*PROBLEM REQUIREMENTS*. Write the records out again, keeping each line exactly as it is.

*DATASET EXTRACT*.

——————————

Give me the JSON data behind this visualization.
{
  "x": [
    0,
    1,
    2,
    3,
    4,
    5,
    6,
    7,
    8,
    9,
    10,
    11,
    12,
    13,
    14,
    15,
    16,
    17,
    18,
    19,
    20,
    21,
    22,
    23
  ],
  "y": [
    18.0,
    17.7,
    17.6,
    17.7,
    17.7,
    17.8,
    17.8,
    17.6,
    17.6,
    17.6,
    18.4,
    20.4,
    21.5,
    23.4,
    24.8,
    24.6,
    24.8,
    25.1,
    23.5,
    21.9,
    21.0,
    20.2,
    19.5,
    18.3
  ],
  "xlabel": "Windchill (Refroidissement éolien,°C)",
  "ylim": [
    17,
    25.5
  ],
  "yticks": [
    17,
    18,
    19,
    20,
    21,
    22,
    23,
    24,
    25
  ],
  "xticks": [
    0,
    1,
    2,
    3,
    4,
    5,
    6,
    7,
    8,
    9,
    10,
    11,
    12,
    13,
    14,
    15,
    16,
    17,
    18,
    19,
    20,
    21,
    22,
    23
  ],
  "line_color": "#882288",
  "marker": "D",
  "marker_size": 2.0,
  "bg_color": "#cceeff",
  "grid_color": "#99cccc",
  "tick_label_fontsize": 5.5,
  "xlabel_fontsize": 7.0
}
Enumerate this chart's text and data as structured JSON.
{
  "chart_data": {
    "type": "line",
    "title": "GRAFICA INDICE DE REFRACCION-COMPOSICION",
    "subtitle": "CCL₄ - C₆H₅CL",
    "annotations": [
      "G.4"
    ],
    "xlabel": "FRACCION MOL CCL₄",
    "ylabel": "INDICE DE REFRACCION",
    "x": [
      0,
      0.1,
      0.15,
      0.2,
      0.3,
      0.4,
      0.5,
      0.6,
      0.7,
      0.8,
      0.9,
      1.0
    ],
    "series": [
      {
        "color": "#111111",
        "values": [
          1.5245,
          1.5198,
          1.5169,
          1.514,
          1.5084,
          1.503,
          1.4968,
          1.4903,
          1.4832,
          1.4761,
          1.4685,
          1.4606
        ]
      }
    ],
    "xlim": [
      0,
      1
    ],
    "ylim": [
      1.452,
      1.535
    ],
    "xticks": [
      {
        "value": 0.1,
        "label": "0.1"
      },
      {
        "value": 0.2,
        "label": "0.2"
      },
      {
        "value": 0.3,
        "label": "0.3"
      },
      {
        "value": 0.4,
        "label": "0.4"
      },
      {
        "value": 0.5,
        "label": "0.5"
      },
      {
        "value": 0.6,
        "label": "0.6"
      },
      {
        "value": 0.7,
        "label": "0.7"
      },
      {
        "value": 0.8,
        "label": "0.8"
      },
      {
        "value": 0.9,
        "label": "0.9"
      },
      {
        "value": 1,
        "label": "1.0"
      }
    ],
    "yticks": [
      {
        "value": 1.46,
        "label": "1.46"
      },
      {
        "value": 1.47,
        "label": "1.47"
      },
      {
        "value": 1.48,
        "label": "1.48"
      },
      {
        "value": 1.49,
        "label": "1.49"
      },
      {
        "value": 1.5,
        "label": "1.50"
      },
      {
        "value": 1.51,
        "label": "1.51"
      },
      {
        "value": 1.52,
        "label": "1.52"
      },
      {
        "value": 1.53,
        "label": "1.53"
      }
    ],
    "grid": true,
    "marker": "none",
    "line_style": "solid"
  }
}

——————————

*EXERCISE OUTPUT*.
Give me the JSON data behind this visualization.
{
  "x": [
    0,
    1,
    2,
    3,
    4,
    5,
    6,
    7,
    8,
    9,
    10,
    11,
    12,
    13,
    14,
    15,
    16,
    17,
    18,
    19,
    20,
    21,
    22,
    23
  ],
  "y": [
    18.0,
    17.7,
    17.6,
    17.7,
    17.7,
    17.8,
    17.8,
    17.6,
    17.6,
    17.6,
    18.4,
    20.4,
    21.5,
    23.4,
    24.8,
    24.6,
    24.8,
    25.1,
    23.5,
    21.9,
    21.0,
    20.2,
    19.5,
    18.3
  ],
  "xlabel": "Windchill (Refroidissement éolien,°C)",
  "ylim": [
    17,
    25.5
  ],
  "yticks": [
    17,
    18,
    19,
    20,
    21,
    22,
    23,
    24,
    25
  ],
  "xticks": [
    0,
    1,
    2,
    3,
    4,
    5,
    6,
    7,
    8,
    9,
    10,
    11,
    12,
    13,
    14,
    15,
    16,
    17,
    18,
    19,
    20,
    21,
    22,
    23
  ],
  "line_color": "#882288",
  "marker": "D",
  "marker_size": 2.0,
  "bg_color": "#cceeff",
  "grid_color": "#99cccc",
  "tick_label_fontsize": 5.5,
  "xlabel_fontsize": 7.0
}
Enumerate this chart's text and data as structured JSON.
{
  "chart_data": {
    "type": "line",
    "title": "GRAFICA INDICE DE REFRACCION-COMPOSICION",
    "subtitle": "CCL₄ - C₆H₅CL",
    "annotations": [
      "G.4"
    ],
    "xlabel": "FRACCION MOL CCL₄",
    "ylabel": "INDICE DE REFRACCION",
    "x": [
      0,
      0.1,
      0.15,
      0.2,
      0.3,
      0.4,
      0.5,
      0.6,
      0.7,
      0.8,
      0.9,
      1.0
    ],
    "series": [
      {
        "color": "#111111",
        "values": [
          1.5245,
          1.5198,
          1.5169,
          1.514,
          1.5084,
          1.503,
          1.4968,
          1.4903,
          1.4832,
          1.4761,
          1.4685,
          1.4606
        ]
      }
    ],
    "xlim": [
      0,
      1
    ],
    "ylim": [
      1.452,
      1.535
    ],
    "xticks": [
      {
        "value": 0.1,
        "label": "0.1"
      },
      {
        "value": 0.2,
        "label": "0.2"
      },
      {
        "value": 0.3,
        "label": "0.3"
      },
      {
        "value": 0.4,
        "label": "0.4"
      },
      {
        "value": 0.5,
        "label": "0.5"
      },
      {
        "value": 0.6,
        "label": "0.6"
      },
      {
        "value": 0.7,
        "label": "0.7"
      },
      {
        "value": 0.8,
        "label": "0.8"
      },
      {
        "value": 0.9,
        "label": "0.9"
      },
      {
        "value": 1,
        "label": "1.0"
      }
    ],
    "yticks": [
      {
        "value": 1.46,
        "label": "1.46"
      },
      {
        "value": 1.47,
        "label": "1.47"
      },
      {
        "value": 1.48,
        "label": "1.48"
      },
      {
        "value": 1.49,
        "label": "1.49"
      },
      {
        "value": 1.5,
        "label": "1.50"
      },
      {
        "value": 1.51,
        "label": "1.51"
      },
      {
        "value": 1.52,
        "label": "1.52"
      },
      {
        "value": 1.53,
        "label": "1.53"
      }
    ],
    "grid": true,
    "marker": "none",
    "line_style": "solid"
  }
}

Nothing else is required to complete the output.